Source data
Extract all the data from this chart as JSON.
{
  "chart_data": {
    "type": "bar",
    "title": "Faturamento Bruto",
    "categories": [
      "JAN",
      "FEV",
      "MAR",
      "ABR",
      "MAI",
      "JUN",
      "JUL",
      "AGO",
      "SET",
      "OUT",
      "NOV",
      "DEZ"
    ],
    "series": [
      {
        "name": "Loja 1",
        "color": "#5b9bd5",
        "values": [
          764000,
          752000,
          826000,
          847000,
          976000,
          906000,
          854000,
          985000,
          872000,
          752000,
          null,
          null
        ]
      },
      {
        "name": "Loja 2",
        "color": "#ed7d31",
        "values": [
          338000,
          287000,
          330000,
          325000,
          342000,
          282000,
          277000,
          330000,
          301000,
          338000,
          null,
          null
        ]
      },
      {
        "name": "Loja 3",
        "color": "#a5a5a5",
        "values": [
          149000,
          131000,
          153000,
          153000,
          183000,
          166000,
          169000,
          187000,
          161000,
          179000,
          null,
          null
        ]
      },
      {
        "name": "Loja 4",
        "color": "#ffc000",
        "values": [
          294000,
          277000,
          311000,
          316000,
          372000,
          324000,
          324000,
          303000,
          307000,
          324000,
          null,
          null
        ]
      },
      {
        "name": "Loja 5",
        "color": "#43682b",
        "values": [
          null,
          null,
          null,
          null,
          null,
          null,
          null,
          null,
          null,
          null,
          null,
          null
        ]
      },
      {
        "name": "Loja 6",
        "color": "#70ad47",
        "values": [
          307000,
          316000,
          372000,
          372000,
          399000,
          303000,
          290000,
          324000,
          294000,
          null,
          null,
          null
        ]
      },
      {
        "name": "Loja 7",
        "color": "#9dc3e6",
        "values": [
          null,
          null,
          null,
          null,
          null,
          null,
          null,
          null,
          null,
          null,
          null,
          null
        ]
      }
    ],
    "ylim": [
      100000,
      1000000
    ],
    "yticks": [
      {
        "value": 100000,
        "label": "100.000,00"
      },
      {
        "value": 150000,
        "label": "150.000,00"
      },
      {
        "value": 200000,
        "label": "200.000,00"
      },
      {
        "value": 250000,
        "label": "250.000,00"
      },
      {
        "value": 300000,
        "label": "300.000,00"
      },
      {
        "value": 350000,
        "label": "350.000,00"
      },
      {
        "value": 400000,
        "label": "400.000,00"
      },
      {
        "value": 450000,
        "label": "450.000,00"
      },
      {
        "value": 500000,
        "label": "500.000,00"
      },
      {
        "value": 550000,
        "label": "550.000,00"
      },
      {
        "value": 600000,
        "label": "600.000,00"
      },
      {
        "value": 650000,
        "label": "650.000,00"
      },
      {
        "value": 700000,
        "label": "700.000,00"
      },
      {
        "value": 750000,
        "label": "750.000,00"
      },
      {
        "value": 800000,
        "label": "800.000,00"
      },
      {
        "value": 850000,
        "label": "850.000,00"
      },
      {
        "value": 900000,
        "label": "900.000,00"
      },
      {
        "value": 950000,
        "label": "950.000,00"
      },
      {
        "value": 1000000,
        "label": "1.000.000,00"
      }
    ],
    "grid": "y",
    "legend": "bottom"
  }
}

## EXERCISE
Locate the string "name" in the listing above and copy every line where it occurs.

## TASK ANSWER
        "name": "Loja 1",
        "name": "Loja 2",
        "name": "Loja 3",
        "name": "Loja 4",
        "name": "Loja 5",
        "name": "Loja 6",
        "name": "Loja 7",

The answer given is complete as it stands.